Vocabulary Search on the Semantic Web for RDFa Default Profiles

$Date: 2013/03/01 15:54:47 $

The content of the vocabulary prefixes, to be included in the RDFa 1.1 Default Profile, is defined based on the general usage of those vocabularies on the Semantic Web. This general usage is established using search crawl data, courtesy of Sindice and of Yahoo!. This page describes the methodology used during crawls as well as the possible post-processing steps.

How Was the Data Collected?

The methodology used for both the Sindice and the Yahoo! cases were essentially the same, namely:

A crawl of the respective search engine produced a set of URI-s from the Semantic Web.
- In the case of Sindice the crawl was on the Semantic Web, yielding around 10B triplets.
- In the case of Yahoo!, the original generic crawl size was around 12B pages, with 431M documents using RDF (excluding trivial RDFa markup, i.e., pages containing triples in the xhtml namespace only). The measurement results are based on the RDF extracted from these RDFa pages.
The result of the crawl was subject to a number of processing steps, namely:
1. Using some simple heuristics and, in some cases, explicit processing rules the vocabulary URI-s were established.
2. A number of vocabularies were eliminated as unsuitable for an RDFa profile.
3. Some common mistakes in the datasets were handled, too. For example, a missing '#' or a '/' at the end of a property yields, formally, a different property URI but, in many cases, it was fairly clear that those were mistakes and could be merged with the intended URI. Another, somewhat more controversial, case is when a known vocabulary has changed its official URI at some point (e.g., Facebook’s Open Graph Protocol), and all data are merged into the current, official URI.

---*---

**Set task a:**
According to the vocabulary search page, how many documents in the Yahoo! crawl used RDF?

Rows from a layout dataset
---*---

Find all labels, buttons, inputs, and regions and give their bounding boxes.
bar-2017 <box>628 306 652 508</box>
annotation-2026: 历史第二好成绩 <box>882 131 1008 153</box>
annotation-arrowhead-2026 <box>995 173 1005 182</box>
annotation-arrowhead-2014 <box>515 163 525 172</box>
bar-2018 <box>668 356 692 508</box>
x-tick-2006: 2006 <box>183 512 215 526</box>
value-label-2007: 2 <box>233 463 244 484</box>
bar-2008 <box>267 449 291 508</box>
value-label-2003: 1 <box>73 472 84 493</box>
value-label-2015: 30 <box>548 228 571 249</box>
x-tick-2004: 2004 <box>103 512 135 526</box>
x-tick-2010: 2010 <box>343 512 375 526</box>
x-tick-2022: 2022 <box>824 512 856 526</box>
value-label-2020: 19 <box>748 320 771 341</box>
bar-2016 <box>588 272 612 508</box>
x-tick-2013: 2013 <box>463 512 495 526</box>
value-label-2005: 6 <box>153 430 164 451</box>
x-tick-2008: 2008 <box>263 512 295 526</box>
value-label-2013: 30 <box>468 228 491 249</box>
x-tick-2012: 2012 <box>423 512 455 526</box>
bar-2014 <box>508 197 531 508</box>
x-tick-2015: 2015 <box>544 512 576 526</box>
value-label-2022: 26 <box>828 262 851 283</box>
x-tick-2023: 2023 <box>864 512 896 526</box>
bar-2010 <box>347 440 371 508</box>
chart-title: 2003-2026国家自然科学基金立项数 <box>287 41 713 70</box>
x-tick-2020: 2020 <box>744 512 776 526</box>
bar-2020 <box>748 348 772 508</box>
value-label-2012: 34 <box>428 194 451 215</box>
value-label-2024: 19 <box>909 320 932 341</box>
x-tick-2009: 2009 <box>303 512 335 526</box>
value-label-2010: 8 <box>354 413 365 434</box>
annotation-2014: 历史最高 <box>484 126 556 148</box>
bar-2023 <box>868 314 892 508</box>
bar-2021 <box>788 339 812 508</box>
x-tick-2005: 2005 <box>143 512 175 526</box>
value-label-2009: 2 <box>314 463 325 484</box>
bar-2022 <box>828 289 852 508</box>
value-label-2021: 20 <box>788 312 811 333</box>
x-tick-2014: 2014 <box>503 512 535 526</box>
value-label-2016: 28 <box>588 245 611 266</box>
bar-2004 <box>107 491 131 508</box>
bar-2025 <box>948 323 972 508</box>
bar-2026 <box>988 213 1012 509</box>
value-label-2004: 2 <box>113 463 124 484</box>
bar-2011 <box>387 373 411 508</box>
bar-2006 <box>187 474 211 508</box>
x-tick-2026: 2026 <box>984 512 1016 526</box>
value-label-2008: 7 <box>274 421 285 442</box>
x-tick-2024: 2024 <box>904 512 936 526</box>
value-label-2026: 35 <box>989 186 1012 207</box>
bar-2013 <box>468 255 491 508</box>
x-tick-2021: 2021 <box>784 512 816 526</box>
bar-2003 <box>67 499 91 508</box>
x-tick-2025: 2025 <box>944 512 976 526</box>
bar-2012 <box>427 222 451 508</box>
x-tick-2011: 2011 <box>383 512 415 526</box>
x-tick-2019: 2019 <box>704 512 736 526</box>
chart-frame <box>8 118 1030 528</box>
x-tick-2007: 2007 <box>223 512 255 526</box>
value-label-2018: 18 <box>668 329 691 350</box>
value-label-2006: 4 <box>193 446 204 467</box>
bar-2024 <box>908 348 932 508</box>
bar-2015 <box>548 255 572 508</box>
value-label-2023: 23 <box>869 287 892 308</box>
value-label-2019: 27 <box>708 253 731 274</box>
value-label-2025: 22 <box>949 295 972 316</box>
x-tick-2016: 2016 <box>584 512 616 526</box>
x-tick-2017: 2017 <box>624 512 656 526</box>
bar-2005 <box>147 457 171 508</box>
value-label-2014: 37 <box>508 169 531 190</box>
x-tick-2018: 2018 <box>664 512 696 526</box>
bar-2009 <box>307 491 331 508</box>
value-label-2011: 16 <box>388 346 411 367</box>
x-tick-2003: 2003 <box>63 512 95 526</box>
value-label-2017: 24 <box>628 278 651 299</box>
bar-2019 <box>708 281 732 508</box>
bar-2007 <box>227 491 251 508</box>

---*---

**Set task b:**
Arrange the listing as a Markdown table with the columns Row and Line, covering the lines from its first line through the line containing "value-label-2013: 30 <box>468". Give each line a row number and leave out blank lines.

**Task answer a:**
Around 431M documents.

**Task answer b:**
| Row | Line |
|---|---|
| 1 | Find all labels, buttons, inputs, and regions and give their bounding boxes. |
| 2 | bar-2017 <box>628 306 652 508</box> |
| 3 | annotation-2026: 历史第二好成绩 <box>882 131 1008 153</box> |
| 4 | annotation-arrowhead-2026 <box>995 173 1005 182</box> |
| 5 | annotation-arrowhead-2014 <box>515 163 525 172</box> |
| 6 | bar-2018 <box>668 356 692 508</box> |
| 7 | x-tick-2006: 2006 <box>183 512 215 526</box> |
| 8 | value-label-2007: 2 <box>233 463 244 484</box> |
| 9 | bar-2008 <box>267 449 291 508</box> |
| 10 | value-label-2003: 1 <box>73 472 84 493</box> |
| 11 | value-label-2015: 30 <box>548 228 571 249</box> |
| 12 | x-tick-2004: 2004 <box>103 512 135 526</box> |
| 13 | x-tick-2010: 2010 <box>343 512 375 526</box> |
| 14 | x-tick-2022: 2022 <box>824 512 856 526</box> |
| 15 | value-label-2020: 19 <box>748 320 771 341</box> |
| 16 | bar-2016 <box>588 272 612 508</box> |
| 17 | x-tick-2013: 2013 <box>463 512 495 526</box> |
| 18 | value-label-2005: 6 <box>153 430 164 451</box> |
| 19 | x-tick-2008: 2008 <box>263 512 295 526</box> |
| 20 | value-label-2013: 30 <box>468 228 491 249</box> |